● **EXERCISE DIRECTIONS**
Show every line in the entries below where the word "days" appears.

□ □ □

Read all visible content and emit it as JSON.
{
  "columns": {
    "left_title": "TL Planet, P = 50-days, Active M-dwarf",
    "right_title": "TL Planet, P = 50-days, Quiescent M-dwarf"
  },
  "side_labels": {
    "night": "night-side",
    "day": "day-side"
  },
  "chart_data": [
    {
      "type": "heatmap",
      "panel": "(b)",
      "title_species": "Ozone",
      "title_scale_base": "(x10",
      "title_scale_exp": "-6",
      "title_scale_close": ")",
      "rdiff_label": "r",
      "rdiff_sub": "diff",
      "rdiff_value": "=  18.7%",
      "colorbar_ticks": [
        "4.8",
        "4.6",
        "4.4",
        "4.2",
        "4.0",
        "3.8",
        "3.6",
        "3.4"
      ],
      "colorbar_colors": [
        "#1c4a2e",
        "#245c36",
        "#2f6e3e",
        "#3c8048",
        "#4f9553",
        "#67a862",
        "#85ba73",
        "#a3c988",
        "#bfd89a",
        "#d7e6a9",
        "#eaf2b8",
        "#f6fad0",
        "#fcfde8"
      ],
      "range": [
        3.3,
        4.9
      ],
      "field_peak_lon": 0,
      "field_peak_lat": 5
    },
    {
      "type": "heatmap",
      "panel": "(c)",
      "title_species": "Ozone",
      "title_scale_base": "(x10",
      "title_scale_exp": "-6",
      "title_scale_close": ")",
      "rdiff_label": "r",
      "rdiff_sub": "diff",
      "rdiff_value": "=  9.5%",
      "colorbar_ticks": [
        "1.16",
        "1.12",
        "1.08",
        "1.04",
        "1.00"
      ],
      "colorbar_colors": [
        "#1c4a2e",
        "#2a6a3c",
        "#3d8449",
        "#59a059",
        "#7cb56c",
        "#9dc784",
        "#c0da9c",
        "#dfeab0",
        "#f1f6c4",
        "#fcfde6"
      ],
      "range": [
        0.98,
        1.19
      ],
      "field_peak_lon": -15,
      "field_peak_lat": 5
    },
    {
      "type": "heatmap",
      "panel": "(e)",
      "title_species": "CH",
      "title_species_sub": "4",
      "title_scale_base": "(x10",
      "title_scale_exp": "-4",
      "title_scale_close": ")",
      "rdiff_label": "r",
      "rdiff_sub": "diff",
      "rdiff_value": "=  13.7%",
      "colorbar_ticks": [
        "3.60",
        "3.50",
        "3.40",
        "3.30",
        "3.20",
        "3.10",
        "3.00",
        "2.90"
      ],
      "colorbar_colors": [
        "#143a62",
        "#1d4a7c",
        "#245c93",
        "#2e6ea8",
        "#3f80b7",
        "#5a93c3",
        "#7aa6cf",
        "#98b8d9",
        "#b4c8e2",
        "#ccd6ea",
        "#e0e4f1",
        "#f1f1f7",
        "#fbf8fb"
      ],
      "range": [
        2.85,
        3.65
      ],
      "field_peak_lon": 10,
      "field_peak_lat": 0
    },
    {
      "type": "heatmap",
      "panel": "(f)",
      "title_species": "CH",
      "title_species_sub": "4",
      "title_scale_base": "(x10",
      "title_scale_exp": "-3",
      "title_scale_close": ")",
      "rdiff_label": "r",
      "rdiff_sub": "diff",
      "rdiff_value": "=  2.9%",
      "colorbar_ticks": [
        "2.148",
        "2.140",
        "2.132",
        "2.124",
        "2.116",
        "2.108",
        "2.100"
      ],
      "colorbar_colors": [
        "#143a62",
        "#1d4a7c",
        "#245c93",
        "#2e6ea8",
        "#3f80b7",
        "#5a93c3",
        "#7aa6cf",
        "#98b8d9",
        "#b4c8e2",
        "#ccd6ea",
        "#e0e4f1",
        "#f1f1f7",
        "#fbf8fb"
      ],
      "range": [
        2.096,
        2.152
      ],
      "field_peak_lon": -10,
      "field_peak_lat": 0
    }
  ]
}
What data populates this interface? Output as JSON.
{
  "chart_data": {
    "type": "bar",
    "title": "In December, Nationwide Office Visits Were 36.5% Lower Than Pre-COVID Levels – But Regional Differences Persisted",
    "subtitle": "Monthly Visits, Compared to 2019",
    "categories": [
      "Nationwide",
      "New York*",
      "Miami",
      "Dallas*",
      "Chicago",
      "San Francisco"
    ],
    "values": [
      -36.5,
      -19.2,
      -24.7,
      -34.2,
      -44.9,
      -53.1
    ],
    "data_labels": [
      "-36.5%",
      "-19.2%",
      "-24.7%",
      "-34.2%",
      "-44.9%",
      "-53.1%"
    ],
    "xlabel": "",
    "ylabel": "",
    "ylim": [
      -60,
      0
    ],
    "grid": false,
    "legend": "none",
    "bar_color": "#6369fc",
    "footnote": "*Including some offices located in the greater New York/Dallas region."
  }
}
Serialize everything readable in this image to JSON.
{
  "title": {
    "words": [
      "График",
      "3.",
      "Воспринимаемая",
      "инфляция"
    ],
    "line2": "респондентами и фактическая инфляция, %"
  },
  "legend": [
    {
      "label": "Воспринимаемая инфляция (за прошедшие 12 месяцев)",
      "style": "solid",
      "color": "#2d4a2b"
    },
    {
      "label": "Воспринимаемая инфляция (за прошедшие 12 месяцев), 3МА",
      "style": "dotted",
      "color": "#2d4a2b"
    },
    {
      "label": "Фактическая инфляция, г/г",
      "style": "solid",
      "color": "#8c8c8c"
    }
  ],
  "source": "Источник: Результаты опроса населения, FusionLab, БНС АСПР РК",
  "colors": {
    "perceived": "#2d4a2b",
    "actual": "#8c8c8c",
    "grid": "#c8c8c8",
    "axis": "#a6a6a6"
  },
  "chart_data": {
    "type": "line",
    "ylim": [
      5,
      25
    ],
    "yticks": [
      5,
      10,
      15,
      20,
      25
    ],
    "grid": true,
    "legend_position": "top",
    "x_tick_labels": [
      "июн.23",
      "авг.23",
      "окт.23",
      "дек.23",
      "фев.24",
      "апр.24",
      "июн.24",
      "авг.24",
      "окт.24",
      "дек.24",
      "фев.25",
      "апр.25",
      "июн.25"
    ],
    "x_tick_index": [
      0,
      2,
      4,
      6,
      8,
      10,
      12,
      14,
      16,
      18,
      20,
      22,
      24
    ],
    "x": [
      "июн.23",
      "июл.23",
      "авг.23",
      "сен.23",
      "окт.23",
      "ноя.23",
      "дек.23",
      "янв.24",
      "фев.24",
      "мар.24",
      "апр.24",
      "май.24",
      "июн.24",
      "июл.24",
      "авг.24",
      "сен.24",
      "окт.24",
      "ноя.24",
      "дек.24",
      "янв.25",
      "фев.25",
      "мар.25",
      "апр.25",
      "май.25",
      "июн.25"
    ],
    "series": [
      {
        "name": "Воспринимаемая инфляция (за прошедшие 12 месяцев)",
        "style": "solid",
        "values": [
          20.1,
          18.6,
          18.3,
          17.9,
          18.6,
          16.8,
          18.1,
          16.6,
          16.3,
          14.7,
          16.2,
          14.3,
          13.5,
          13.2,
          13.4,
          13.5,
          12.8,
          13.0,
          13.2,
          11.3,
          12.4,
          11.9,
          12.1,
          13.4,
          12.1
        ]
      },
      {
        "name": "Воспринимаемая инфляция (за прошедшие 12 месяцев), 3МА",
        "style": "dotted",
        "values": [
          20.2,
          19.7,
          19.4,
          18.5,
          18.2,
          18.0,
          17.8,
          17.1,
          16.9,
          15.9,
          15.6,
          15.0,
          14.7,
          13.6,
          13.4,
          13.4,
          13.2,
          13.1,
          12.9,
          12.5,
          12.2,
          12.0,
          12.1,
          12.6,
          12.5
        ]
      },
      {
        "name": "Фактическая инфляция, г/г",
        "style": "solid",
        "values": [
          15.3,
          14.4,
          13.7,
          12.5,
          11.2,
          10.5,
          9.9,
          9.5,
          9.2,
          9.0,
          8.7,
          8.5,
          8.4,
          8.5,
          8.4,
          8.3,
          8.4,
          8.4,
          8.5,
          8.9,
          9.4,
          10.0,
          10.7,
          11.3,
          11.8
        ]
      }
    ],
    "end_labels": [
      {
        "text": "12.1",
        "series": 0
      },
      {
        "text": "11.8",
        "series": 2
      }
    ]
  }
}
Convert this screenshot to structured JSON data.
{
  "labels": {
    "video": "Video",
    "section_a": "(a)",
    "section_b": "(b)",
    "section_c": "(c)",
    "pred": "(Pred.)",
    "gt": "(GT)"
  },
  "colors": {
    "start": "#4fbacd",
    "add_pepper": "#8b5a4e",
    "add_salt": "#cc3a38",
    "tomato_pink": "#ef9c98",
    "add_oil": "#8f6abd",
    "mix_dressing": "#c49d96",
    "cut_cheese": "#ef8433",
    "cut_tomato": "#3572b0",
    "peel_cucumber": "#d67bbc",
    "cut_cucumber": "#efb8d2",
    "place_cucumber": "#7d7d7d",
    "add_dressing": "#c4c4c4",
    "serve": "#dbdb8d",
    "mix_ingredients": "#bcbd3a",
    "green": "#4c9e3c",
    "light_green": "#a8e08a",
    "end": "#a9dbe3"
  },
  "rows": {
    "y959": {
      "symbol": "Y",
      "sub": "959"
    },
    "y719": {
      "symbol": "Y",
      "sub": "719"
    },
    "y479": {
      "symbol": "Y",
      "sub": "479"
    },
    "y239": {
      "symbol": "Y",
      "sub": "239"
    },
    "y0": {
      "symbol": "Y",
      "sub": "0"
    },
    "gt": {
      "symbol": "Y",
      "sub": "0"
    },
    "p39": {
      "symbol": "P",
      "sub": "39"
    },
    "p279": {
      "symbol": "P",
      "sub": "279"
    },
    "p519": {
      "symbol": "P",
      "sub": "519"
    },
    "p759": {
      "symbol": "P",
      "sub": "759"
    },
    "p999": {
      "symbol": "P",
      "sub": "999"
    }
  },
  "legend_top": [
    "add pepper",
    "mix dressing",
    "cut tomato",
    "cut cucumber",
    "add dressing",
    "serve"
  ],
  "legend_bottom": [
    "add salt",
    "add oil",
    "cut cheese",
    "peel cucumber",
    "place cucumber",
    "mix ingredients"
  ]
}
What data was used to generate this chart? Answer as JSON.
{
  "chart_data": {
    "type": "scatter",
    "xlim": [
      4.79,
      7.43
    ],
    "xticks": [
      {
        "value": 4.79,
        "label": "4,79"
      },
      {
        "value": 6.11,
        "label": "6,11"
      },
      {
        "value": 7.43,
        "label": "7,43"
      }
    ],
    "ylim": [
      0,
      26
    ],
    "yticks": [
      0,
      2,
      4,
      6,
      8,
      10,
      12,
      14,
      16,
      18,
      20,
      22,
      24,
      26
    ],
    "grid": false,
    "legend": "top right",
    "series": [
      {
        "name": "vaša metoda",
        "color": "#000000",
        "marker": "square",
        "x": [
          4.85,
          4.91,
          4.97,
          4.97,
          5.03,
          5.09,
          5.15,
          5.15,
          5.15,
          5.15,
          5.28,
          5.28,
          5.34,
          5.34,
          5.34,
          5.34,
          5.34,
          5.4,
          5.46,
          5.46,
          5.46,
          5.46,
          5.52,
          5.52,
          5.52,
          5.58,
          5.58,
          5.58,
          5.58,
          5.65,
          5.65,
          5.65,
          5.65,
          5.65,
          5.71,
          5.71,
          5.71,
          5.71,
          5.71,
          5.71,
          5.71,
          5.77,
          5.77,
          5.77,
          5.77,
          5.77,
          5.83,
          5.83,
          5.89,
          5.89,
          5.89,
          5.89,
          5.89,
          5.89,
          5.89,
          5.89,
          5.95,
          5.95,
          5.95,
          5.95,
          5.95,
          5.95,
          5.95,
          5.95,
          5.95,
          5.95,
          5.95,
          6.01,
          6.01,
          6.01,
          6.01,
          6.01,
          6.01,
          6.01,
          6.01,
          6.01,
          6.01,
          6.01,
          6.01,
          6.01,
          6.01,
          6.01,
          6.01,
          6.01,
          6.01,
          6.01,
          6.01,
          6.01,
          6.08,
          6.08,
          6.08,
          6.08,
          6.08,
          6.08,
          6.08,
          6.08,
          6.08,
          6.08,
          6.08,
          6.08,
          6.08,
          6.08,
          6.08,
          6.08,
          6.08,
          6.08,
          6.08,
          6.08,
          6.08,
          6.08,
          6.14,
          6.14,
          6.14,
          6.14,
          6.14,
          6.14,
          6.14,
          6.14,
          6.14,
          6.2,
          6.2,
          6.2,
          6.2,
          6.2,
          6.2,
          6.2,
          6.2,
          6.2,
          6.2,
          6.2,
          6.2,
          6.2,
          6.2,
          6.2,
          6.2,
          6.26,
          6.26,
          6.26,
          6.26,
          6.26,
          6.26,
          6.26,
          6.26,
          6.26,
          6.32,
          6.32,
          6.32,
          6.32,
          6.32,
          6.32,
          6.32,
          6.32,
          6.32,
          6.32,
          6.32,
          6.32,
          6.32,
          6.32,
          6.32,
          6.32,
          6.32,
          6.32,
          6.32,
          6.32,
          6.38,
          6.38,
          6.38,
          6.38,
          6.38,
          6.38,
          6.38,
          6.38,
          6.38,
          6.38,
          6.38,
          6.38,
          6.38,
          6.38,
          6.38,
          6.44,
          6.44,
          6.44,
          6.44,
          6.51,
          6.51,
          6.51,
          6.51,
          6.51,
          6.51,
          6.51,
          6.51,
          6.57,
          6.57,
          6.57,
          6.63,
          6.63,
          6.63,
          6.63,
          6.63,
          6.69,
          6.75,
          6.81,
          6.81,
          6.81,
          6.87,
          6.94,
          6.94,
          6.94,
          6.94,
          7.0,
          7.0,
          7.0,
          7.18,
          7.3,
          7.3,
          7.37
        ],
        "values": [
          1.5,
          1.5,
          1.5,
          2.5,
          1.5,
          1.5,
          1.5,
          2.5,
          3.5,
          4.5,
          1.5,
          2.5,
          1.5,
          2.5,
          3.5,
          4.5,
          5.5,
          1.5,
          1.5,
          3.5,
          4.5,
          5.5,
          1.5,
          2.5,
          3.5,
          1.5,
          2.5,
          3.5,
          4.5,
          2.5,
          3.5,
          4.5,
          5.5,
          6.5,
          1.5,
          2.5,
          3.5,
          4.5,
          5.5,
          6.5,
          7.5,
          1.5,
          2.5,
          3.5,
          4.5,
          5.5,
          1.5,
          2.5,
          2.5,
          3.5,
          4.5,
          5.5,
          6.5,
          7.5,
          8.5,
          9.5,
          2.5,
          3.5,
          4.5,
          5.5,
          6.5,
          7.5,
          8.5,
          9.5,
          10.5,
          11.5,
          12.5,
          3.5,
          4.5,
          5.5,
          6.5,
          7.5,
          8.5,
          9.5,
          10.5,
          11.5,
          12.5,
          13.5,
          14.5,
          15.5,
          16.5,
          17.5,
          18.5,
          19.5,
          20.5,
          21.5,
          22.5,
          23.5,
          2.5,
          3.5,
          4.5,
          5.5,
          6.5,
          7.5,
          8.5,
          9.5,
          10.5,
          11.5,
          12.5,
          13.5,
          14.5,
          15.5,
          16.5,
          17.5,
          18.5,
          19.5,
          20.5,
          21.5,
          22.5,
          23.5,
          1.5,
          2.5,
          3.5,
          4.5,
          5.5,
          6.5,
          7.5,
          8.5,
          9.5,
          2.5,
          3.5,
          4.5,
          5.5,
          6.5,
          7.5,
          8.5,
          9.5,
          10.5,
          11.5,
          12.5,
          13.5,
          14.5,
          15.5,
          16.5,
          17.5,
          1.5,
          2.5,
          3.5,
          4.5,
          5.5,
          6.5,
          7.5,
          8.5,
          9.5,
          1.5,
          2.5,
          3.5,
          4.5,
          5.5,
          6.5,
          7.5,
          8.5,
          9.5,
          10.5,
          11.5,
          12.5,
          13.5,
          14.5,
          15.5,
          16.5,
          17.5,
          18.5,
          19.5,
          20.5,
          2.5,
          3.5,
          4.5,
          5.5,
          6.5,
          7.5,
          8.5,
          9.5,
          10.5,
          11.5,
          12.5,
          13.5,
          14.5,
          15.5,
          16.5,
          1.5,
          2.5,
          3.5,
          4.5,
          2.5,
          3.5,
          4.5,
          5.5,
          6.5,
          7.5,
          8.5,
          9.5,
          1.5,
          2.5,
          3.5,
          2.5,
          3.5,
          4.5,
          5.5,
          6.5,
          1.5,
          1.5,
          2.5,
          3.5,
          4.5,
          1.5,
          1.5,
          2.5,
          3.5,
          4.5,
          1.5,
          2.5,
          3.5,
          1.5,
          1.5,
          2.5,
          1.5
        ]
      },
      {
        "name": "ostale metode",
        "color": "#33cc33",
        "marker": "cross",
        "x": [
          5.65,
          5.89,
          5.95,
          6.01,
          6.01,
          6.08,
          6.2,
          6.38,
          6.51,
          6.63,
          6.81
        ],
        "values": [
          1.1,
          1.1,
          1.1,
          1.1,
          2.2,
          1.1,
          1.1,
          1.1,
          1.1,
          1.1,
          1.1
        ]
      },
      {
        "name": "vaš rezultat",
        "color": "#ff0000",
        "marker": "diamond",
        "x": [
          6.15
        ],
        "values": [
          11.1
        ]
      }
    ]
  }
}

□ □ □

● **FINISHED ANSWER**
    "left_title": "TL Planet, P = 50-days, Active M-dwarf",
    "right_title": "TL Planet, P = 50-days, Quiescent M-dwarf"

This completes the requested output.